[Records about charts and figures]
════

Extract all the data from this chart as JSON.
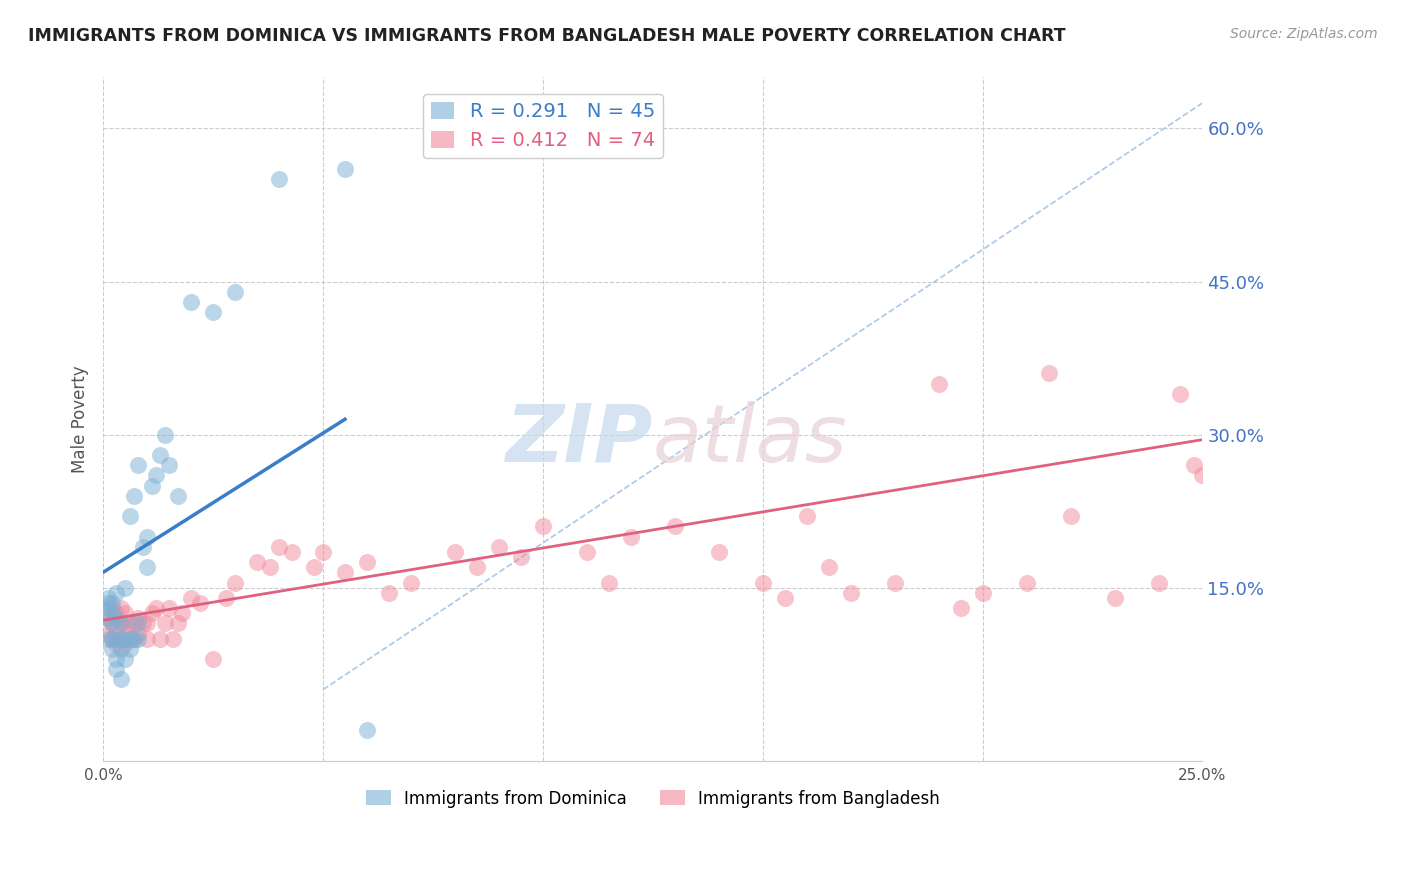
{
  "title": "IMMIGRANTS FROM DOMINICA VS IMMIGRANTS FROM BANGLADESH MALE POVERTY CORRELATION CHART",
  "source": "Source: ZipAtlas.com",
  "ylabel": "Male Poverty",
  "xlim": [
    0.0,
    0.25
  ],
  "ylim": [
    -0.02,
    0.65
  ],
  "x_ticks": [
    0.0,
    0.05,
    0.1,
    0.15,
    0.2,
    0.25
  ],
  "x_tick_labels": [
    "0.0%",
    "",
    "",
    "",
    "",
    "25.0%"
  ],
  "y_ticks_right": [
    0.15,
    0.3,
    0.45,
    0.6
  ],
  "y_tick_labels_right": [
    "15.0%",
    "30.0%",
    "45.0%",
    "60.0%"
  ],
  "grid_color": "#cccccc",
  "background_color": "#ffffff",
  "dominica_color": "#7bafd4",
  "bangladesh_color": "#f0899a",
  "dominica_R": "0.291",
  "dominica_N": "45",
  "bangladesh_R": "0.412",
  "bangladesh_N": "74",
  "dominica_x": [
    0.001,
    0.001,
    0.001,
    0.001,
    0.001,
    0.002,
    0.002,
    0.002,
    0.002,
    0.002,
    0.003,
    0.003,
    0.003,
    0.003,
    0.003,
    0.004,
    0.004,
    0.004,
    0.004,
    0.005,
    0.005,
    0.005,
    0.006,
    0.006,
    0.006,
    0.007,
    0.007,
    0.008,
    0.008,
    0.008,
    0.009,
    0.01,
    0.01,
    0.011,
    0.012,
    0.013,
    0.014,
    0.015,
    0.017,
    0.02,
    0.025,
    0.03,
    0.04,
    0.055,
    0.06
  ],
  "dominica_y": [
    0.1,
    0.12,
    0.13,
    0.135,
    0.14,
    0.09,
    0.1,
    0.115,
    0.125,
    0.135,
    0.07,
    0.08,
    0.1,
    0.12,
    0.145,
    0.06,
    0.09,
    0.1,
    0.115,
    0.08,
    0.1,
    0.15,
    0.09,
    0.1,
    0.22,
    0.1,
    0.24,
    0.1,
    0.115,
    0.27,
    0.19,
    0.17,
    0.2,
    0.25,
    0.26,
    0.28,
    0.3,
    0.27,
    0.24,
    0.43,
    0.42,
    0.44,
    0.55,
    0.56,
    0.01
  ],
  "bangladesh_x": [
    0.001,
    0.001,
    0.002,
    0.002,
    0.002,
    0.003,
    0.003,
    0.003,
    0.004,
    0.004,
    0.004,
    0.005,
    0.005,
    0.005,
    0.006,
    0.006,
    0.007,
    0.007,
    0.008,
    0.008,
    0.009,
    0.01,
    0.01,
    0.011,
    0.012,
    0.013,
    0.014,
    0.015,
    0.016,
    0.017,
    0.018,
    0.02,
    0.022,
    0.025,
    0.028,
    0.03,
    0.035,
    0.038,
    0.04,
    0.043,
    0.048,
    0.05,
    0.055,
    0.06,
    0.065,
    0.07,
    0.08,
    0.085,
    0.09,
    0.095,
    0.1,
    0.11,
    0.115,
    0.12,
    0.13,
    0.14,
    0.15,
    0.155,
    0.16,
    0.165,
    0.17,
    0.18,
    0.19,
    0.195,
    0.2,
    0.21,
    0.215,
    0.22,
    0.23,
    0.24,
    0.245,
    0.248,
    0.25,
    0.252
  ],
  "bangladesh_y": [
    0.105,
    0.12,
    0.1,
    0.115,
    0.13,
    0.095,
    0.11,
    0.125,
    0.1,
    0.115,
    0.13,
    0.095,
    0.11,
    0.125,
    0.1,
    0.115,
    0.1,
    0.115,
    0.105,
    0.12,
    0.115,
    0.1,
    0.115,
    0.125,
    0.13,
    0.1,
    0.115,
    0.13,
    0.1,
    0.115,
    0.125,
    0.14,
    0.135,
    0.08,
    0.14,
    0.155,
    0.175,
    0.17,
    0.19,
    0.185,
    0.17,
    0.185,
    0.165,
    0.175,
    0.145,
    0.155,
    0.185,
    0.17,
    0.19,
    0.18,
    0.21,
    0.185,
    0.155,
    0.2,
    0.21,
    0.185,
    0.155,
    0.14,
    0.22,
    0.17,
    0.145,
    0.155,
    0.35,
    0.13,
    0.145,
    0.155,
    0.36,
    0.22,
    0.14,
    0.155,
    0.34,
    0.27,
    0.26,
    0.29
  ],
  "dominica_line_x": [
    0.0,
    0.055
  ],
  "dominica_line_y": [
    0.165,
    0.315
  ],
  "bangladesh_line_x": [
    0.0,
    0.25
  ],
  "bangladesh_line_y": [
    0.118,
    0.295
  ],
  "diag_line_x": [
    0.05,
    0.25
  ],
  "diag_line_y": [
    0.05,
    0.625
  ]
}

════

Every line of text is to be repeated exactly; pictures are left out.

Extract all the data from this chart as JSON.
{
  "title": "IMMIGRANTS FROM DOMINICA VS IMMIGRANTS FROM BANGLADESH MALE POVERTY CORRELATION CHART",
  "source": "Source: ZipAtlas.com",
  "ylabel": "Male Poverty",
  "xlim": [
    0.0,
    0.25
  ],
  "ylim": [
    -0.02,
    0.65
  ],
  "x_ticks": [
    0.0,
    0.05,
    0.1,
    0.15,
    0.2,
    0.25
  ],
  "x_tick_labels": [
    "0.0%",
    "",
    "",
    "",
    "",
    "25.0%"
  ],
  "y_ticks_right": [
    0.15,
    0.3,
    0.45,
    0.6
  ],
  "y_tick_labels_right": [
    "15.0%",
    "30.0%",
    "45.0%",
    "60.0%"
  ],
  "grid_color": "#cccccc",
  "background_color": "#ffffff",
  "dominica_color": "#7bafd4",
  "bangladesh_color": "#f0899a",
  "dominica_R": "0.291",
  "dominica_N": "45",
  "bangladesh_R": "0.412",
  "bangladesh_N": "74",
  "dominica_x": [
    0.001,
    0.001,
    0.001,
    0.001,
    0.001,
    0.002,
    0.002,
    0.002,
    0.002,
    0.002,
    0.003,
    0.003,
    0.003,
    0.003,
    0.003,
    0.004,
    0.004,
    0.004,
    0.004,
    0.005,
    0.005,
    0.005,
    0.006,
    0.006,
    0.006,
    0.007,
    0.007,
    0.008,
    0.008,
    0.008,
    0.009,
    0.01,
    0.01,
    0.011,
    0.012,
    0.013,
    0.014,
    0.015,
    0.017,
    0.02,
    0.025,
    0.03,
    0.04,
    0.055,
    0.06
  ],
  "dominica_y": [
    0.1,
    0.12,
    0.13,
    0.135,
    0.14,
    0.09,
    0.1,
    0.115,
    0.125,
    0.135,
    0.07,
    0.08,
    0.1,
    0.12,
    0.145,
    0.06,
    0.09,
    0.1,
    0.115,
    0.08,
    0.1,
    0.15,
    0.09,
    0.1,
    0.22,
    0.1,
    0.24,
    0.1,
    0.115,
    0.27,
    0.19,
    0.17,
    0.2,
    0.25,
    0.26,
    0.28,
    0.3,
    0.27,
    0.24,
    0.43,
    0.42,
    0.44,
    0.55,
    0.56,
    0.01
  ],
  "bangladesh_x": [
    0.001,
    0.001,
    0.002,
    0.002,
    0.002,
    0.003,
    0.003,
    0.003,
    0.004,
    0.004,
    0.004,
    0.005,
    0.005,
    0.005,
    0.006,
    0.006,
    0.007,
    0.007,
    0.008,
    0.008,
    0.009,
    0.01,
    0.01,
    0.011,
    0.012,
    0.013,
    0.014,
    0.015,
    0.016,
    0.017,
    0.018,
    0.02,
    0.022,
    0.025,
    0.028,
    0.03,
    0.035,
    0.038,
    0.04,
    0.043,
    0.048,
    0.05,
    0.055,
    0.06,
    0.065,
    0.07,
    0.08,
    0.085,
    0.09,
    0.095,
    0.1,
    0.11,
    0.115,
    0.12,
    0.13,
    0.14,
    0.15,
    0.155,
    0.16,
    0.165,
    0.17,
    0.18,
    0.19,
    0.195,
    0.2,
    0.21,
    0.215,
    0.22,
    0.23,
    0.24,
    0.245,
    0.248,
    0.25,
    0.252
  ],
  "bangladesh_y": [
    0.105,
    0.12,
    0.1,
    0.115,
    0.13,
    0.095,
    0.11,
    0.125,
    0.1,
    0.115,
    0.13,
    0.095,
    0.11,
    0.125,
    0.1,
    0.115,
    0.1,
    0.115,
    0.105,
    0.12,
    0.115,
    0.1,
    0.115,
    0.125,
    0.13,
    0.1,
    0.115,
    0.13,
    0.1,
    0.115,
    0.125,
    0.14,
    0.135,
    0.08,
    0.14,
    0.155,
    0.175,
    0.17,
    0.19,
    0.185,
    0.17,
    0.185,
    0.165,
    0.175,
    0.145,
    0.155,
    0.185,
    0.17,
    0.19,
    0.18,
    0.21,
    0.185,
    0.155,
    0.2,
    0.21,
    0.185,
    0.155,
    0.14,
    0.22,
    0.17,
    0.145,
    0.155,
    0.35,
    0.13,
    0.145,
    0.155,
    0.36,
    0.22,
    0.14,
    0.155,
    0.34,
    0.27,
    0.26,
    0.29
  ],
  "dominica_line_x": [
    0.0,
    0.055
  ],
  "dominica_line_y": [
    0.165,
    0.315
  ],
  "bangladesh_line_x": [
    0.0,
    0.25
  ],
  "bangladesh_line_y": [
    0.118,
    0.295
  ],
  "diag_line_x": [
    0.05,
    0.25
  ],
  "diag_line_y": [
    0.05,
    0.625
  ]
}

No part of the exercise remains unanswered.